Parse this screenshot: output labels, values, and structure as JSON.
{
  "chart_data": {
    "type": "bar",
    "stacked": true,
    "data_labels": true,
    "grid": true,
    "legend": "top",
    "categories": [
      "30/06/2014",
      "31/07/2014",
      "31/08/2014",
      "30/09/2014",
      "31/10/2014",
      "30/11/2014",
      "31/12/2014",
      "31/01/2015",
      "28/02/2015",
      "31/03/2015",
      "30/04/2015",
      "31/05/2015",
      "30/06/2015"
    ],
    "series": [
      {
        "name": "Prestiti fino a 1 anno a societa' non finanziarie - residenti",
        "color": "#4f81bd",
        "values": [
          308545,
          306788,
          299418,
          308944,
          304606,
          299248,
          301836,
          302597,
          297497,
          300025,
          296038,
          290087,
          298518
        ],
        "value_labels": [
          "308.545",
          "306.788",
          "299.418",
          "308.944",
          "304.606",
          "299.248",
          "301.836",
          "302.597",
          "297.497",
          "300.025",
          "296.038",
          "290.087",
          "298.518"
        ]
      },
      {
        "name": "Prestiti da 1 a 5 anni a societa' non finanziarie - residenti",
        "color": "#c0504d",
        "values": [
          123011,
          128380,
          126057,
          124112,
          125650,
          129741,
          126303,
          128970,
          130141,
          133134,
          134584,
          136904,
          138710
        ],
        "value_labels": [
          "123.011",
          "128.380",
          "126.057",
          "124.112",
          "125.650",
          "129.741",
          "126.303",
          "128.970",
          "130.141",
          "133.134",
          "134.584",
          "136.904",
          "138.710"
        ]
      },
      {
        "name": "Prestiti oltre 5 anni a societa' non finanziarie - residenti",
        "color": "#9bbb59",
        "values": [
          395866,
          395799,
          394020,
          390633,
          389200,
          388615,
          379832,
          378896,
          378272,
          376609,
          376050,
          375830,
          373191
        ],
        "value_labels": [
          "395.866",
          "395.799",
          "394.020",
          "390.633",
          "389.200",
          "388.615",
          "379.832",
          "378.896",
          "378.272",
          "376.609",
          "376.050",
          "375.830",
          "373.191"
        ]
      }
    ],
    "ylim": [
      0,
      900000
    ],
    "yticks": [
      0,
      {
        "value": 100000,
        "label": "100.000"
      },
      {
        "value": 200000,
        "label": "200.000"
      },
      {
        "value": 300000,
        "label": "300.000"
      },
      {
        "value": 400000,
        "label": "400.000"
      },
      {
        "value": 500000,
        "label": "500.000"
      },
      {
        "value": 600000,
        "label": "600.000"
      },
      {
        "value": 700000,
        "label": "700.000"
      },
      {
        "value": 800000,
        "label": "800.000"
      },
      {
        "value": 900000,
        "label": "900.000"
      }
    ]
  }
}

◆ What you have to do ◆
Extract all lines as given.

◆ Correct response ◆
Parse this screenshot: output labels, values, and structure as JSON.
{
  "chart_data": {
    "type": "bar",
    "stacked": true,
    "data_labels": true,
    "grid": true,
    "legend": "top",
    "categories": [
      "30/06/2014",
      "31/07/2014",
      "31/08/2014",
      "30/09/2014",
      "31/10/2014",
      "30/11/2014",
      "31/12/2014",
      "31/01/2015",
      "28/02/2015",
      "31/03/2015",
      "30/04/2015",
      "31/05/2015",
      "30/06/2015"
    ],
    "series": [
      {
        "name": "Prestiti fino a 1 anno a societa' non finanziarie - residenti",
        "color": "#4f81bd",
        "values": [
          308545,
          306788,
          299418,
          308944,
          304606,
          299248,
          301836,
          302597,
          297497,
          300025,
          296038,
          290087,
          298518
        ],
        "value_labels": [
          "308.545",
          "306.788",
          "299.418",
          "308.944",
          "304.606",
          "299.248",
          "301.836",
          "302.597",
          "297.497",
          "300.025",
          "296.038",
          "290.087",
          "298.518"
        ]
      },
      {
        "name": "Prestiti da 1 a 5 anni a societa' non finanziarie - residenti",
        "color": "#c0504d",
        "values": [
          123011,
          128380,
          126057,
          124112,
          125650,
          129741,
          126303,
          128970,
          130141,
          133134,
          134584,
          136904,
          138710
        ],
        "value_labels": [
          "123.011",
          "128.380",
          "126.057",
          "124.112",
          "125.650",
          "129.741",
          "126.303",
          "128.970",
          "130.141",
          "133.134",
          "134.584",
          "136.904",
          "138.710"
        ]
      },
      {
        "name": "Prestiti oltre 5 anni a societa' non finanziarie - residenti",
        "color": "#9bbb59",
        "values": [
          395866,
          395799,
          394020,
          390633,
          389200,
          388615,
          379832,
          378896,
          378272,
          376609,
          376050,
          375830,
          373191
        ],
        "value_labels": [
          "395.866",
          "395.799",
          "394.020",
          "390.633",
          "389.200",
          "388.615",
          "379.832",
          "378.896",
          "378.272",
          "376.609",
          "376.050",
          "375.830",
          "373.191"
        ]
      }
    ],
    "ylim": [
      0,
      900000
    ],
    "yticks": [
      0,
      {
        "value": 100000,
        "label": "100.000"
      },
      {
        "value": 200000,
        "label": "200.000"
      },
      {
        "value": 300000,
        "label": "300.000"
      },
      {
        "value": 400000,
        "label": "400.000"
      },
      {
        "value": 500000,
        "label": "500.000"
      },
      {
        "value": 600000,
        "label": "600.000"
      },
      {
        "value": 700000,
        "label": "700.000"
      },
      {
        "value": 800000,
        "label": "800.000"
      },
      {
        "value": 900000,
        "label": "900.000"
      }
    ]
  }
}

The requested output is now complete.